── TASK INPUTS ──

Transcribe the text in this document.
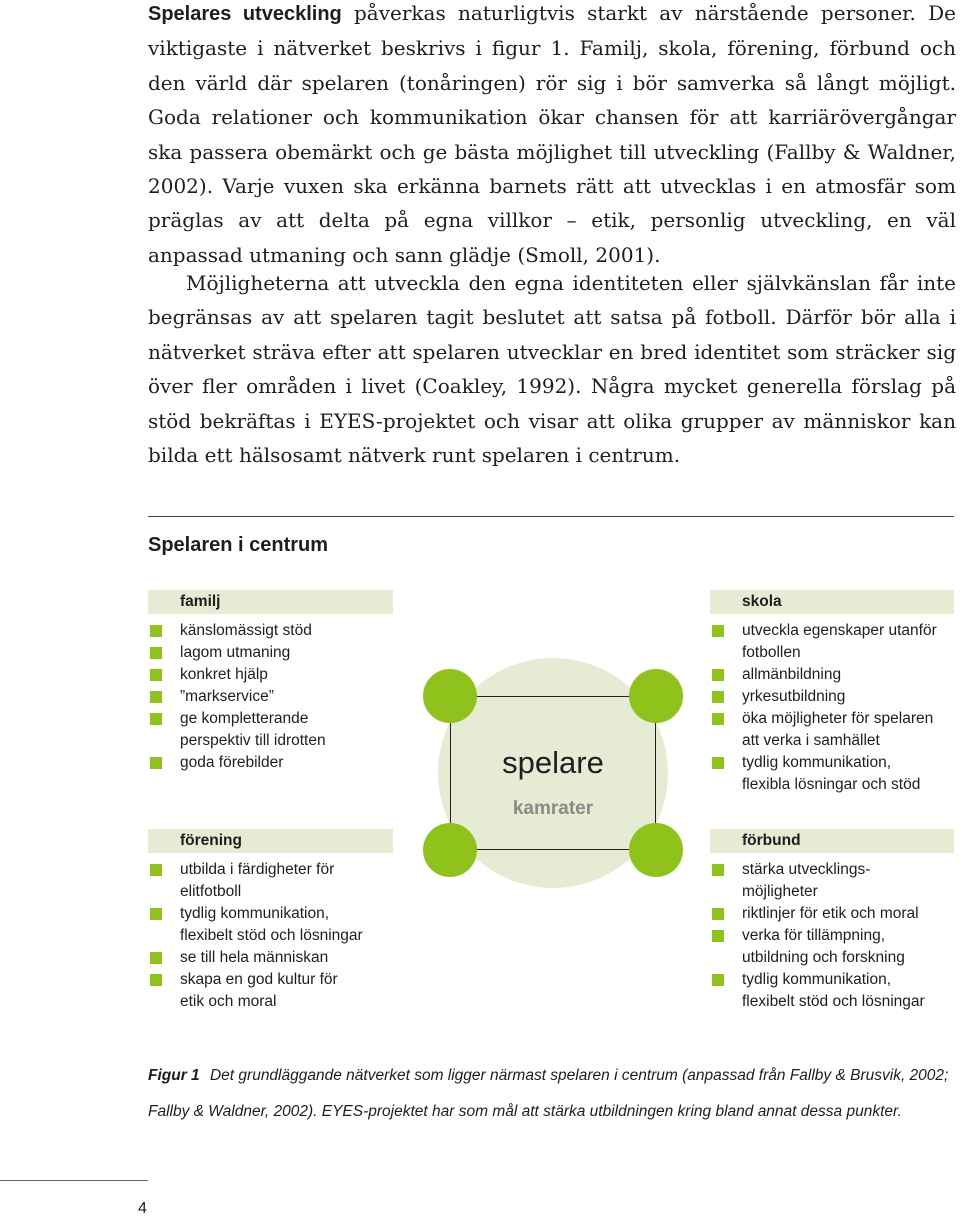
Spelares utveckling påverkas naturligtvis starkt av närstående personer. De viktigaste i nätverket beskrivs i figur 1. Familj, skola, förening, förbund och den värld där spelaren (tonåringen) rör sig i bör samverka så långt möjligt. Goda relationer och kommunikation ökar chansen för att karriärövergångar ska passera obemärkt och ge bästa möjlighet till utveckling (Fallby & Waldner, 2002). Varje vuxen ska erkänna barnets rätt att utvecklas i en atmosfär som präglas av att delta på egna villkor – etik, personlig utveckling, en väl anpassad utmaning och sann glädje (Smoll, 2001).

Möjligheterna att utveckla den egna identiteten eller självkänslan får inte begränsas av att spelaren tagit beslutet att satsa på fotboll. Därför bör alla i nätverket sträva efter att spelaren utvecklar en bred identitet som sträcker sig över fler områden i livet (Coakley, 1992). Några mycket generella förslag på stöd bekräftas i EYES-projektet och visar att olika grupper av människor kan bilda ett hälsosamt nätverk runt spelaren i centrum.

Spelaren i centrum
familj
känslomässigt stöd
lagom utmaning
konkret hjälp
”markservice”
ge kompletterande
perspektiv till idrotten
goda förebilder
förening
utbilda i färdigheter för
elitfotboll
tydlig kommunikation,
flexibelt stöd och lösningar
se till hela människan
skapa en god kultur för
etik och moral
skola
utveckla egenskaper utanför
fotbollen
allmänbildning
yrkesutbildning
öka möjligheter för spelaren
att verka i samhället
tydlig kommunikation,
flexibla lösningar och stöd
förbund
stärka utvecklings-
möjligheter
riktlinjer för etik och moral
verka för tillämpning,
utbildning och forskning
tydlig kommunikation,
flexibelt stöd och lösningar
spelare
kamrater
Figur 1 Det grundläggande nätverket som ligger närmast spelaren i centrum (anpassad från Fallby & Brusvik, 2002; Fallby & Waldner, 2002). EYES-projektet har som mål att stärka utbildningen kring bland annat dessa punkter.
4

───

Pick out the lines containing the word "egna" and show them.

Spelares utveckling påverkas naturligtvis starkt av närstående personer. De viktigaste i nätverket beskrivs i figur 1. Familj, skola, förening, förbund och den värld där spelaren (tonåringen) rör sig i bör samverka så långt möjligt. Goda relationer och kommunikation ökar chansen för att karriärövergångar ska passera obemärkt och ge bästa möjlighet till utveckling (Fallby & Waldner, 2002). Varje vuxen ska erkänna barnets rätt att utvecklas i en atmosfär som präglas av att delta på egna villkor – etik, personlig utveckling, en väl anpassad utmaning och sann glädje (Smoll, 2001).
Möjligheterna att utveckla den egna identiteten eller självkänslan får inte begränsas av att spelaren tagit beslutet att satsa på fotboll. Därför bör alla i nätverket sträva efter att spelaren utvecklar en bred identitet som sträcker sig över fler områden i livet (Coakley, 1992). Några mycket generella förslag på stöd bekräftas i EYES-projektet och visar att olika grupper av människor kan bilda ett hälsosamt nätverk runt spelaren i centrum.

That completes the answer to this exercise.